__Extract provided__.
2.2. Thermal Mechanical Analysis (TMA)

TMA tests were carried out for the determination of T_g, which is related to the foam density. Therefore, the foam densities were controlled the same for comparison. TMA curves of heat resistant cross-linked PVC foam I, II, III and universal cross-linked PVC structural foam with the foam density of 70 kg/m³ are shown in Figure 1. As shown in the figure, all the TMA curves begin to deform at 60 °C. T_g is obtained from the intersection of the bitangent of the curves. According to the TMA results, T_g values of universal cross-linked PVC structural foam and heat resistant cross-linked PVC foams I, II, III with a foam density of 70 kg/m³ are 83.2 °C,101.4 °C, 99.7 °C and 103.8 °C, respectively. The results show that T_g values of foam plastics are significantly increased and heat resistant performance improves after the crosslinking of the PVC chains. In other words, the T_g values obtained by TMA as the upper limit of continuous operating temperature is enhanced due to the crosslinking of PVC chains.

(Rows from a dataset)
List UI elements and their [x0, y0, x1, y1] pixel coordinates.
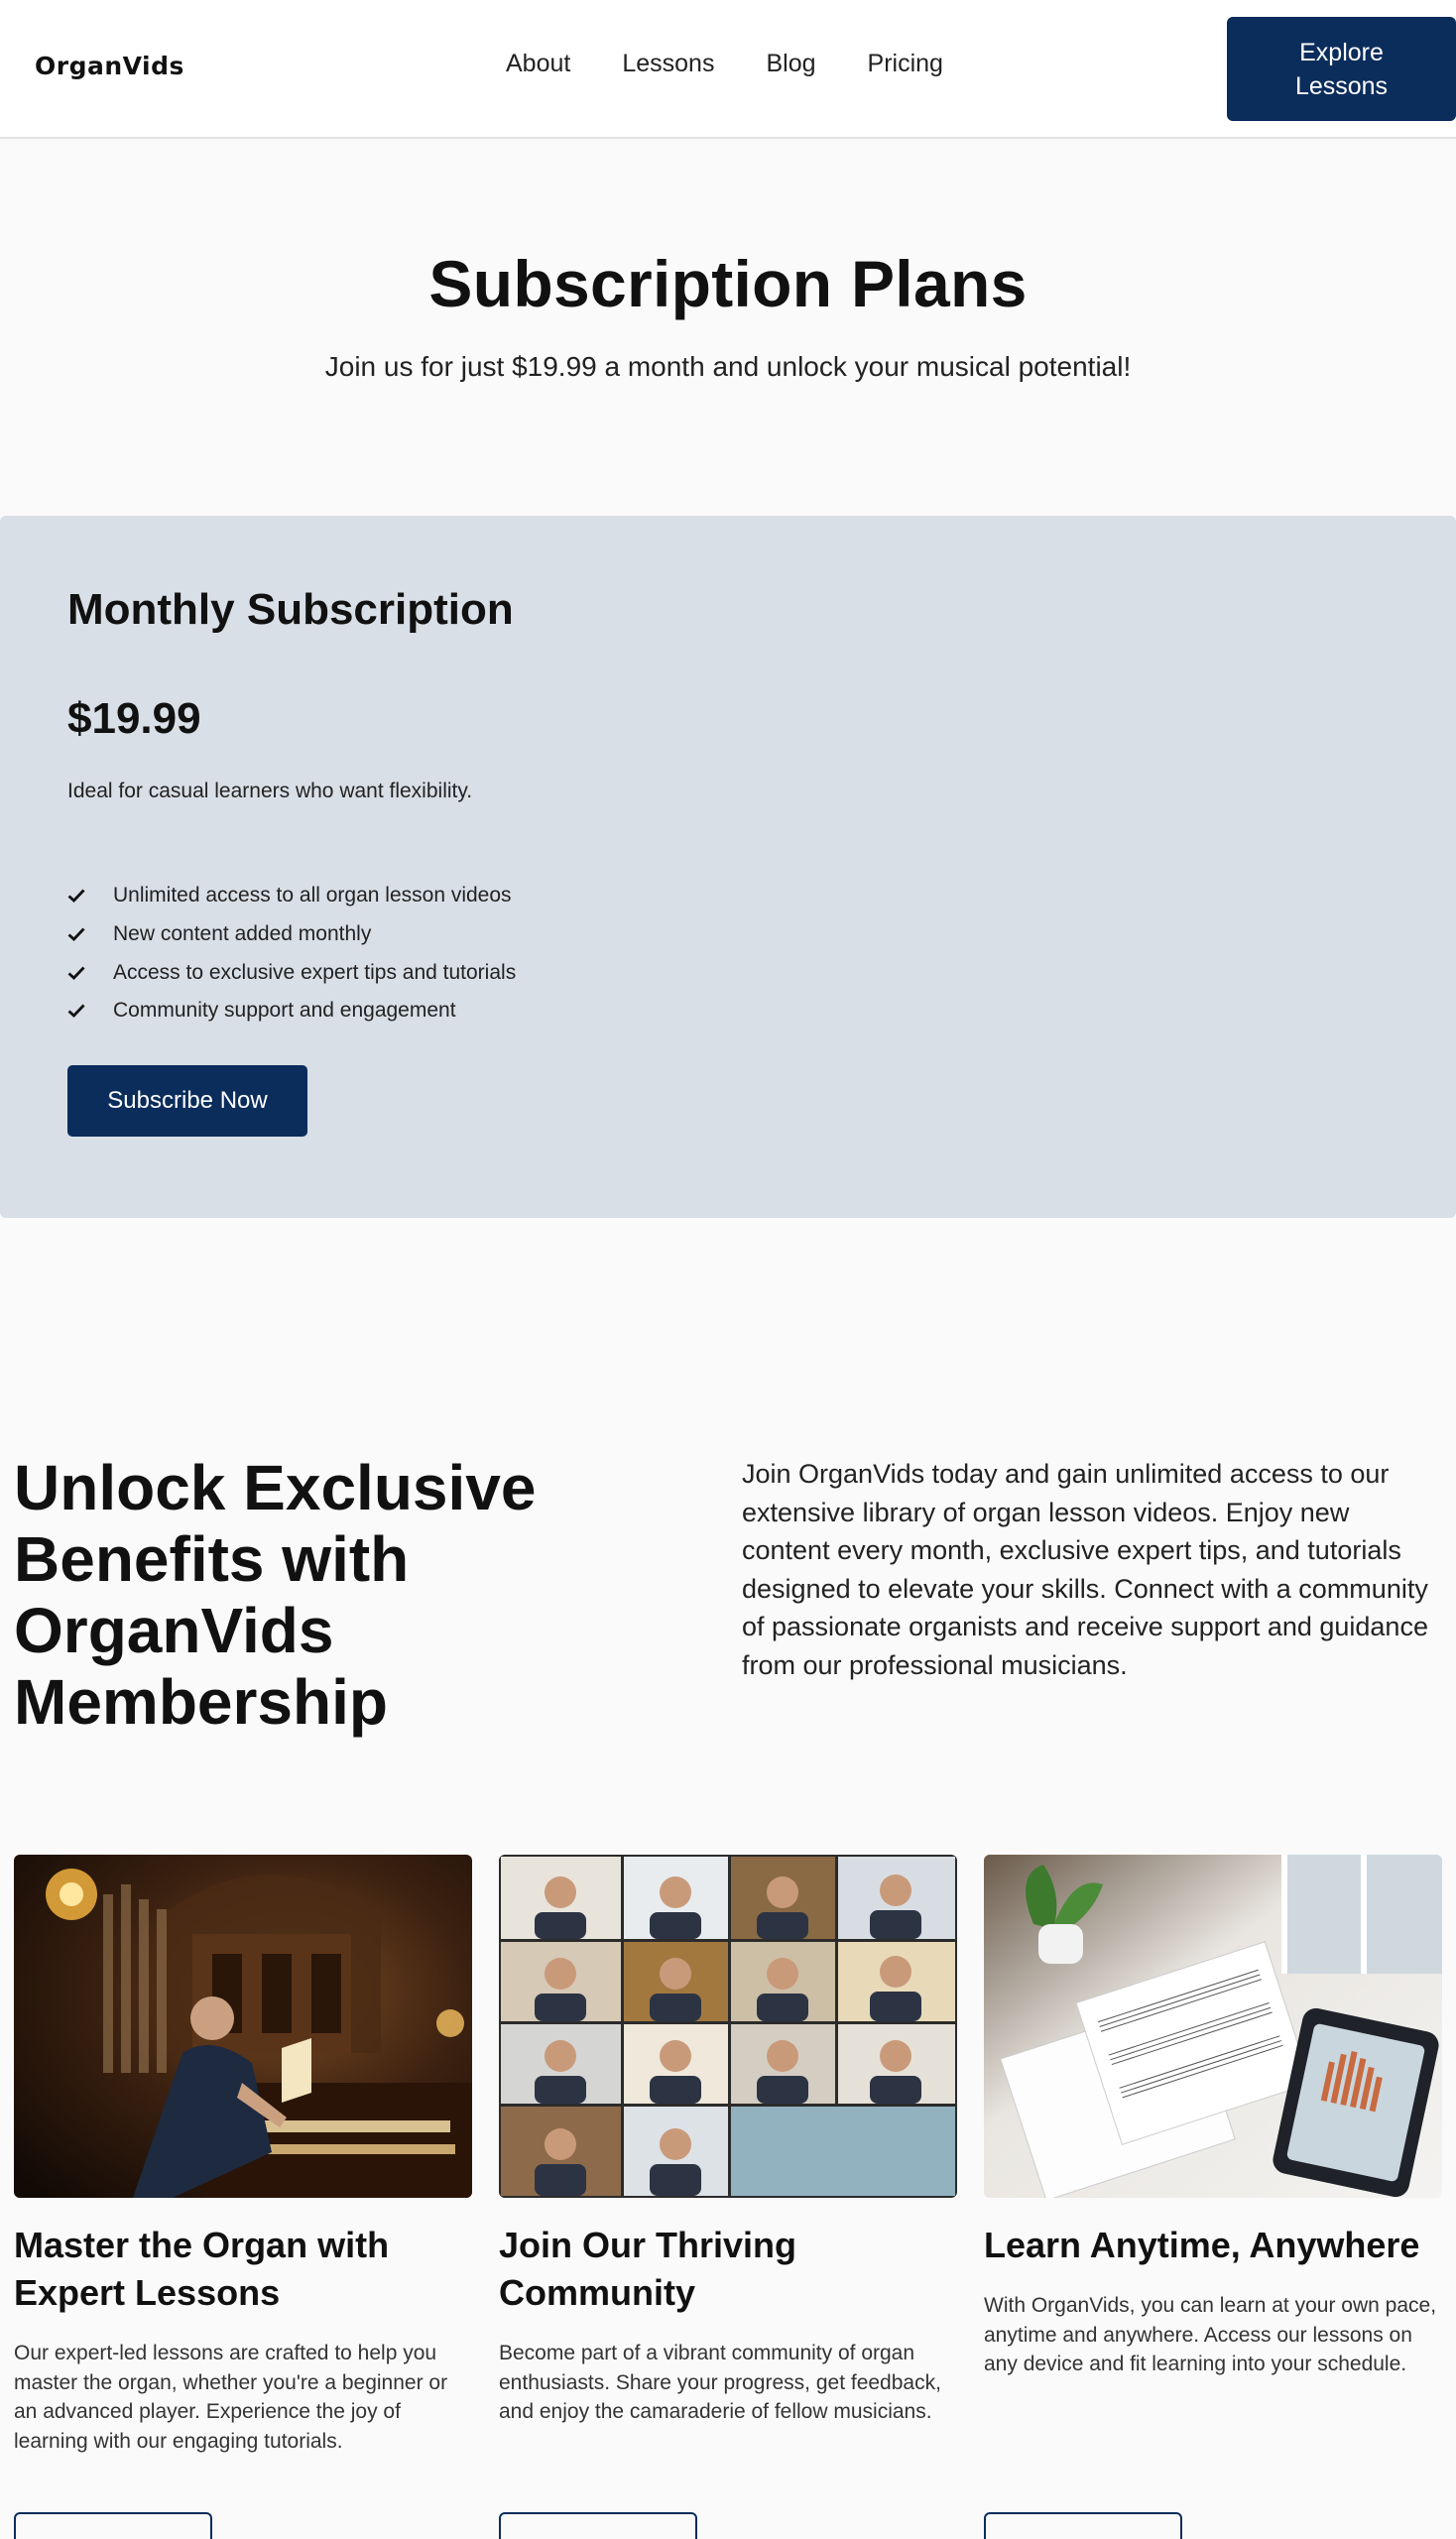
benefits-heading: Unlock Exclusive Benefits with OrganVids Membership	[14, 1452, 537, 1738]
feature-label: New content added monthly	[113, 922, 372, 946]
plan-title: Monthly Subscription	[67, 585, 514, 634]
nav-link-lessons[interactable]: Lessons	[622, 50, 715, 77]
feature-label: Access to exclusive expert tips and tutorials	[113, 960, 517, 984]
feature-card-anywhere	[984, 1855, 1442, 2379]
page-title: Subscription Plans	[428, 247, 1028, 320]
nav-link-pricing[interactable]: Pricing	[867, 50, 943, 77]
check-icon	[67, 1004, 113, 1018]
card-title: Learn Anytime, Anywhere	[984, 2225, 1420, 2265]
card-title: Master the Organ with Expert Lessons	[14, 2225, 390, 2313]
card-learn-more-button[interactable]	[499, 2512, 697, 2539]
plan-description: Ideal for casual learners who want flexibility.	[67, 780, 473, 802]
check-icon	[67, 927, 113, 941]
card-text: With OrganVids, you can learn at your own pace, anytime and anywhere. Access our lessons on any device and fit learning into your schedule.	[984, 2294, 1437, 2376]
plan-card	[0, 516, 1456, 1218]
feature-item	[67, 877, 516, 915]
feature-label: Unlimited access to all organ lesson videos	[113, 884, 512, 907]
card-learn-more-button[interactable]	[984, 2512, 1182, 2539]
main-nav	[506, 50, 943, 78]
logo[interactable]: OrganVids	[35, 52, 184, 80]
sheet-music-tablet-image	[984, 1855, 1442, 2198]
subscribe-button[interactable]: Subscribe Now	[67, 1065, 307, 1137]
page-subtitle: Join us for just $19.99 a month and unlock your musical potential!	[324, 351, 1132, 382]
benefits-text: Join OrganVids today and gain unlimited access to our extensive library of organ lesson videos. Enjoy new content every month, exclusive expert tips, and tutorials designed to elevate your skills. Connect with a community of passionate organists and receive support and guidance from our professional musicians.	[742, 1459, 1428, 1680]
card-learn-more-button[interactable]	[14, 2512, 212, 2539]
feature-card-community	[499, 1855, 957, 2427]
organ-player-image	[14, 1855, 472, 2198]
feature-card-lessons	[14, 1855, 472, 2457]
feature-list	[67, 877, 516, 1030]
check-icon	[67, 889, 113, 903]
plan-price: $19.99	[67, 694, 201, 743]
nav-link-blog[interactable]: Blog	[766, 50, 816, 77]
card-title: Join Our Thriving Community	[499, 2225, 797, 2313]
check-icon	[67, 966, 113, 980]
feature-item	[67, 992, 516, 1030]
video-call-image	[499, 1855, 957, 2198]
feature-item	[67, 915, 516, 954]
feature-item	[67, 953, 516, 992]
site-header	[0, 0, 1456, 139]
nav-link-about[interactable]: About	[506, 50, 571, 77]
card-text: Our expert-led lessons are crafted to help you master the organ, whether you're a beginner or an advanced player. Experience the joy of learning with our engaging tutorials.	[14, 2342, 448, 2454]
card-text: Become part of a vibrant community of organ enthusiasts. Share your progress, get feedback, and enjoy the camaraderie of fellow musicians.	[499, 2342, 941, 2424]
feature-label: Community support and engagement	[113, 999, 456, 1023]
explore-lessons-button[interactable]: Explore Lessons	[1227, 17, 1456, 121]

__Task__. Print the full section on thermal mechanical analysis from above, word for word.

__The response__.
2.2. Thermal Mechanical Analysis (TMA)

TMA tests were carried out for the determination of T_g, which is related to the foam density. Therefore, the foam densities were controlled the same for comparison. TMA curves of heat resistant cross-linked PVC foam I, II, III and universal cross-linked PVC structural foam with the foam density of 70 kg/m³ are shown in Figure 1. As shown in the figure, all the TMA curves begin to deform at 60 °C. T_g is obtained from the intersection of the bitangent of the curves. According to the TMA results, T_g values of universal cross-linked PVC structural foam and heat resistant cross-linked PVC foams I, II, III with a foam density of 70 kg/m³ are 83.2 °C,101.4 °C, 99.7 °C and 103.8 °C, respectively. The results show that T_g values of foam plastics are significantly increased and heat resistant performance improves after the crosslinking of the PVC chains. In other words, the T_g values obtained by TMA as the upper limit of continuous operating temperature is enhanced due to the crosslinking of PVC chains.